▶ Recorded information

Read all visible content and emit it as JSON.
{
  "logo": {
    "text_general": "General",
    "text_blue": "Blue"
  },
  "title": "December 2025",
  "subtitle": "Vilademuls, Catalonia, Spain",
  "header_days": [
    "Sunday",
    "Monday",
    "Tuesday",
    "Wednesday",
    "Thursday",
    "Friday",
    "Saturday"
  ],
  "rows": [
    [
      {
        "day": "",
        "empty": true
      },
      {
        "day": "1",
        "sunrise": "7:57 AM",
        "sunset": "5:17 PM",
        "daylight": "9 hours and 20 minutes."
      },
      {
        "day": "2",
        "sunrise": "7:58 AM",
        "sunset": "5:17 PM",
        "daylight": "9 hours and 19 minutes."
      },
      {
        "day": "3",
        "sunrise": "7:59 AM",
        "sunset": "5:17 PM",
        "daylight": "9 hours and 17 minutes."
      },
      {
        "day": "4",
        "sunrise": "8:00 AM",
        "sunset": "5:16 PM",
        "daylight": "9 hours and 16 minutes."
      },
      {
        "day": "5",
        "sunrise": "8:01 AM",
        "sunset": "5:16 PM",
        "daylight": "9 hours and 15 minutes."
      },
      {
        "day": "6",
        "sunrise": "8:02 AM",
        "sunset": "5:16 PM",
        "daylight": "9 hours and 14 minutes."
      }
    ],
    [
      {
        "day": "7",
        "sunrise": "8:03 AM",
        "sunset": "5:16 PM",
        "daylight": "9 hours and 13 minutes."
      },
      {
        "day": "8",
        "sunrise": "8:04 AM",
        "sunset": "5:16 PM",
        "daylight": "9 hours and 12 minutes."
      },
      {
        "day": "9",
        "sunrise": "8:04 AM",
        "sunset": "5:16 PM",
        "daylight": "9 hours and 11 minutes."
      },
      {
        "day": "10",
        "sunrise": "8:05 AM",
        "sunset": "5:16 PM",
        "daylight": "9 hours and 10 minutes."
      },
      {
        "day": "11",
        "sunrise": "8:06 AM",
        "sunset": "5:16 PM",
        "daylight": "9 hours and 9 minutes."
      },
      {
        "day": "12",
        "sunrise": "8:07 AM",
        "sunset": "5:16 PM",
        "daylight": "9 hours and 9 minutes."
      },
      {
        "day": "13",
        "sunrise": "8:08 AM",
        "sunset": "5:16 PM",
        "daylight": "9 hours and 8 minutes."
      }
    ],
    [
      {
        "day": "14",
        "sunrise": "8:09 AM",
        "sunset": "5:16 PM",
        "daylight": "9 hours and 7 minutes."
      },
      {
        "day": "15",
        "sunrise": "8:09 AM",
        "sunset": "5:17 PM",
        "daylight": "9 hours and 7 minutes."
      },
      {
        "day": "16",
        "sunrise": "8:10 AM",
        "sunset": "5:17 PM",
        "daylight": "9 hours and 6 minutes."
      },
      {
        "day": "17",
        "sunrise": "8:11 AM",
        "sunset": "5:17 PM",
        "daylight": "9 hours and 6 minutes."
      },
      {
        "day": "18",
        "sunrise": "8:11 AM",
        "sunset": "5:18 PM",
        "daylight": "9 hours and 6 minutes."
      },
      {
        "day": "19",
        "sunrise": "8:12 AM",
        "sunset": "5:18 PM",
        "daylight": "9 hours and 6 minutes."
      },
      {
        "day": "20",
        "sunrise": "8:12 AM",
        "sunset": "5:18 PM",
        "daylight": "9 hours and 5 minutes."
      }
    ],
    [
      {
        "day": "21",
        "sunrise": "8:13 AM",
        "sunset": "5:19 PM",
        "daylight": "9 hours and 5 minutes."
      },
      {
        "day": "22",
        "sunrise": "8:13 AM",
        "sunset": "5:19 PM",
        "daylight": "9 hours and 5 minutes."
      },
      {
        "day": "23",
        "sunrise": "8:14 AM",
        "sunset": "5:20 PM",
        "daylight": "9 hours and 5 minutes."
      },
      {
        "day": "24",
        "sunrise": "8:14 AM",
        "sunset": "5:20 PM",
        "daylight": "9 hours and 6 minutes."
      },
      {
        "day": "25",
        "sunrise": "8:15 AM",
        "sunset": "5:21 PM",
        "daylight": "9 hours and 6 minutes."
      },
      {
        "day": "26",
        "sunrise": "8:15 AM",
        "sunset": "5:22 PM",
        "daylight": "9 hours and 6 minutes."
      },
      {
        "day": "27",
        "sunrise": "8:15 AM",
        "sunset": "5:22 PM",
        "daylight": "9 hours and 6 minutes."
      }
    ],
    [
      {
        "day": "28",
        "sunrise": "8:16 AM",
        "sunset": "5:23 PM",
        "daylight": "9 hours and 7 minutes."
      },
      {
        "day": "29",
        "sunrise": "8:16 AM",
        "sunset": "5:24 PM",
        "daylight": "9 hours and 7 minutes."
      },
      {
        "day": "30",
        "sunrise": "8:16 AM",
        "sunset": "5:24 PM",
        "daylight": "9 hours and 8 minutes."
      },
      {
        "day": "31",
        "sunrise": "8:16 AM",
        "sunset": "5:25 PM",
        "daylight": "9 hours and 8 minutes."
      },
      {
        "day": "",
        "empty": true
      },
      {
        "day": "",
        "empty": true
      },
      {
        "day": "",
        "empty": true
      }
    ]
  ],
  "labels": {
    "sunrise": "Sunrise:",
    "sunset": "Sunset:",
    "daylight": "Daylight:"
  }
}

▶ Written problem
Output the full listing exactly as it stands.

▶ Expected answer
Read all visible content and emit it as JSON.
{
  "logo": {
    "text_general": "General",
    "text_blue": "Blue"
  },
  "title": "December 2025",
  "subtitle": "Vilademuls, Catalonia, Spain",
  "header_days": [
    "Sunday",
    "Monday",
    "Tuesday",
    "Wednesday",
    "Thursday",
    "Friday",
    "Saturday"
  ],
  "rows": [
    [
      {
        "day": "",
        "empty": true
      },
      {
        "day": "1",
        "sunrise": "7:57 AM",
        "sunset": "5:17 PM",
        "daylight": "9 hours and 20 minutes."
      },
      {
        "day": "2",
        "sunrise": "7:58 AM",
        "sunset": "5:17 PM",
        "daylight": "9 hours and 19 minutes."
      },
      {
        "day": "3",
        "sunrise": "7:59 AM",
        "sunset": "5:17 PM",
        "daylight": "9 hours and 17 minutes."
      },
      {
        "day": "4",
        "sunrise": "8:00 AM",
        "sunset": "5:16 PM",
        "daylight": "9 hours and 16 minutes."
      },
      {
        "day": "5",
        "sunrise": "8:01 AM",
        "sunset": "5:16 PM",
        "daylight": "9 hours and 15 minutes."
      },
      {
        "day": "6",
        "sunrise": "8:02 AM",
        "sunset": "5:16 PM",
        "daylight": "9 hours and 14 minutes."
      }
    ],
    [
      {
        "day": "7",
        "sunrise": "8:03 AM",
        "sunset": "5:16 PM",
        "daylight": "9 hours and 13 minutes."
      },
      {
        "day": "8",
        "sunrise": "8:04 AM",
        "sunset": "5:16 PM",
        "daylight": "9 hours and 12 minutes."
      },
      {
        "day": "9",
        "sunrise": "8:04 AM",
        "sunset": "5:16 PM",
        "daylight": "9 hours and 11 minutes."
      },
      {
        "day": "10",
        "sunrise": "8:05 AM",
        "sunset": "5:16 PM",
        "daylight": "9 hours and 10 minutes."
      },
      {
        "day": "11",
        "sunrise": "8:06 AM",
        "sunset": "5:16 PM",
        "daylight": "9 hours and 9 minutes."
      },
      {
        "day": "12",
        "sunrise": "8:07 AM",
        "sunset": "5:16 PM",
        "daylight": "9 hours and 9 minutes."
      },
      {
        "day": "13",
        "sunrise": "8:08 AM",
        "sunset": "5:16 PM",
        "daylight": "9 hours and 8 minutes."
      }
    ],
    [
      {
        "day": "14",
        "sunrise": "8:09 AM",
        "sunset": "5:16 PM",
        "daylight": "9 hours and 7 minutes."
      },
      {
        "day": "15",
        "sunrise": "8:09 AM",
        "sunset": "5:17 PM",
        "daylight": "9 hours and 7 minutes."
      },
      {
        "day": "16",
        "sunrise": "8:10 AM",
        "sunset": "5:17 PM",
        "daylight": "9 hours and 6 minutes."
      },
      {
        "day": "17",
        "sunrise": "8:11 AM",
        "sunset": "5:17 PM",
        "daylight": "9 hours and 6 minutes."
      },
      {
        "day": "18",
        "sunrise": "8:11 AM",
        "sunset": "5:18 PM",
        "daylight": "9 hours and 6 minutes."
      },
      {
        "day": "19",
        "sunrise": "8:12 AM",
        "sunset": "5:18 PM",
        "daylight": "9 hours and 6 minutes."
      },
      {
        "day": "20",
        "sunrise": "8:12 AM",
        "sunset": "5:18 PM",
        "daylight": "9 hours and 5 minutes."
      }
    ],
    [
      {
        "day": "21",
        "sunrise": "8:13 AM",
        "sunset": "5:19 PM",
        "daylight": "9 hours and 5 minutes."
      },
      {
        "day": "22",
        "sunrise": "8:13 AM",
        "sunset": "5:19 PM",
        "daylight": "9 hours and 5 minutes."
      },
      {
        "day": "23",
        "sunrise": "8:14 AM",
        "sunset": "5:20 PM",
        "daylight": "9 hours and 5 minutes."
      },
      {
        "day": "24",
        "sunrise": "8:14 AM",
        "sunset": "5:20 PM",
        "daylight": "9 hours and 6 minutes."
      },
      {
        "day": "25",
        "sunrise": "8:15 AM",
        "sunset": "5:21 PM",
        "daylight": "9 hours and 6 minutes."
      },
      {
        "day": "26",
        "sunrise": "8:15 AM",
        "sunset": "5:22 PM",
        "daylight": "9 hours and 6 minutes."
      },
      {
        "day": "27",
        "sunrise": "8:15 AM",
        "sunset": "5:22 PM",
        "daylight": "9 hours and 6 minutes."
      }
    ],
    [
      {
        "day": "28",
        "sunrise": "8:16 AM",
        "sunset": "5:23 PM",
        "daylight": "9 hours and 7 minutes."
      },
      {
        "day": "29",
        "sunrise": "8:16 AM",
        "sunset": "5:24 PM",
        "daylight": "9 hours and 7 minutes."
      },
      {
        "day": "30",
        "sunrise": "8:16 AM",
        "sunset": "5:24 PM",
        "daylight": "9 hours and 8 minutes."
      },
      {
        "day": "31",
        "sunrise": "8:16 AM",
        "sunset": "5:25 PM",
        "daylight": "9 hours and 8 minutes."
      },
      {
        "day": "",
        "empty": true
      },
      {
        "day": "",
        "empty": true
      },
      {
        "day": "",
        "empty": true
      }
    ]
  ],
  "labels": {
    "sunrise": "Sunrise:",
    "sunset": "Sunset:",
    "daylight": "Daylight:"
  }
}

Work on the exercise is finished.